Task brief:
Write out the listing below exactly, and omit any images you find in it.

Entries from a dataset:
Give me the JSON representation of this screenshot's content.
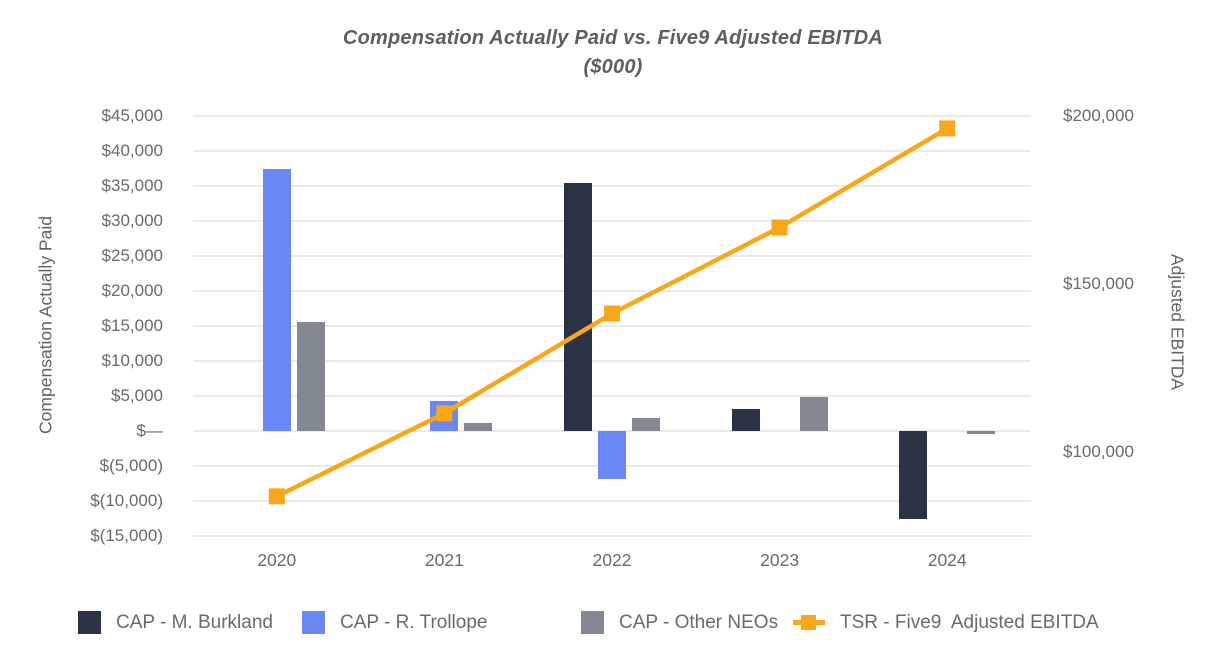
{
  "chart_data": {
    "type": "combo (grouped bar + line, dual y-axis)",
    "title": "Compensation Actually Paid vs. Five9 Adjusted EBITDA",
    "subtitle": "($000)",
    "categories": [
      "2020",
      "2021",
      "2022",
      "2023",
      "2024"
    ],
    "bar_series": [
      {
        "name": "CAP - M. Burkland",
        "color": "#2b3244",
        "values": [
          0,
          0,
          35400,
          3200,
          -12600
        ]
      },
      {
        "name": "CAP - R. Trollope",
        "color": "#6b87f5",
        "values": [
          37400,
          4300,
          -6900,
          0,
          0
        ]
      },
      {
        "name": "CAP - Other NEOs",
        "color": "#838893",
        "values": [
          15600,
          1200,
          1800,
          4900,
          -400
        ]
      }
    ],
    "line_series": {
      "name": "TSR - Five9  Adjusted EBITDA",
      "color": "#f9a61b",
      "axis": "right",
      "values": [
        86800,
        111500,
        141200,
        166800,
        196300
      ]
    },
    "left_axis": {
      "title": "Compensation Actually Paid",
      "max": 45000,
      "min": -15000,
      "tick_step": 5000,
      "tick_labels": [
        "$45,000",
        "$40,000",
        "$35,000",
        "$30,000",
        "$25,000",
        "$20,000",
        "$15,000",
        "$10,000",
        "$5,000",
        "$—",
        "$(5,000)",
        "$(10,000)",
        "$(15,000)"
      ]
    },
    "right_axis": {
      "title": "Adjusted EBITDA",
      "max": 200000,
      "min": 75000,
      "ticks": [
        {
          "label": "$200,000",
          "value": 200000
        },
        {
          "label": "$150,000",
          "value": 150000
        },
        {
          "label": "$100,000",
          "value": 100000
        }
      ]
    },
    "grid": "horizontal gridlines on, no axis lines",
    "legend_position": "bottom",
    "legend": {
      "items": [
        {
          "label": "CAP - M. Burkland",
          "swatch": "square",
          "color": "#2b3244"
        },
        {
          "label": "CAP - R. Trollope",
          "swatch": "square",
          "color": "#6b87f5"
        },
        {
          "label": "CAP - Other NEOs",
          "swatch": "square",
          "color": "#838893"
        },
        {
          "label": "TSR - Five9  Adjusted EBITDA",
          "swatch": "line-marker",
          "color": "#f9a61b"
        }
      ]
    }
  },
  "colors": {
    "background": "#ffffff",
    "gridline": "#eaeaea",
    "title_text": "#5e5e5e",
    "axis_text": "#6a6a6a"
  }
}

The response:
Give me the JSON representation of this screenshot's content.
{
  "chart_data": {
    "type": "combo (grouped bar + line, dual y-axis)",
    "title": "Compensation Actually Paid vs. Five9 Adjusted EBITDA",
    "subtitle": "($000)",
    "categories": [
      "2020",
      "2021",
      "2022",
      "2023",
      "2024"
    ],
    "bar_series": [
      {
        "name": "CAP - M. Burkland",
        "color": "#2b3244",
        "values": [
          0,
          0,
          35400,
          3200,
          -12600
        ]
      },
      {
        "name": "CAP - R. Trollope",
        "color": "#6b87f5",
        "values": [
          37400,
          4300,
          -6900,
          0,
          0
        ]
      },
      {
        "name": "CAP - Other NEOs",
        "color": "#838893",
        "values": [
          15600,
          1200,
          1800,
          4900,
          -400
        ]
      }
    ],
    "line_series": {
      "name": "TSR - Five9  Adjusted EBITDA",
      "color": "#f9a61b",
      "axis": "right",
      "values": [
        86800,
        111500,
        141200,
        166800,
        196300
      ]
    },
    "left_axis": {
      "title": "Compensation Actually Paid",
      "max": 45000,
      "min": -15000,
      "tick_step": 5000,
      "tick_labels": [
        "$45,000",
        "$40,000",
        "$35,000",
        "$30,000",
        "$25,000",
        "$20,000",
        "$15,000",
        "$10,000",
        "$5,000",
        "$—",
        "$(5,000)",
        "$(10,000)",
        "$(15,000)"
      ]
    },
    "right_axis": {
      "title": "Adjusted EBITDA",
      "max": 200000,
      "min": 75000,
      "ticks": [
        {
          "label": "$200,000",
          "value": 200000
        },
        {
          "label": "$150,000",
          "value": 150000
        },
        {
          "label": "$100,000",
          "value": 100000
        }
      ]
    },
    "grid": "horizontal gridlines on, no axis lines",
    "legend_position": "bottom",
    "legend": {
      "items": [
        {
          "label": "CAP - M. Burkland",
          "swatch": "square",
          "color": "#2b3244"
        },
        {
          "label": "CAP - R. Trollope",
          "swatch": "square",
          "color": "#6b87f5"
        },
        {
          "label": "CAP - Other NEOs",
          "swatch": "square",
          "color": "#838893"
        },
        {
          "label": "TSR - Five9  Adjusted EBITDA",
          "swatch": "line-marker",
          "color": "#f9a61b"
        }
      ]
    }
  },
  "colors": {
    "background": "#ffffff",
    "gridline": "#eaeaea",
    "title_text": "#5e5e5e",
    "axis_text": "#6a6a6a"
  }
}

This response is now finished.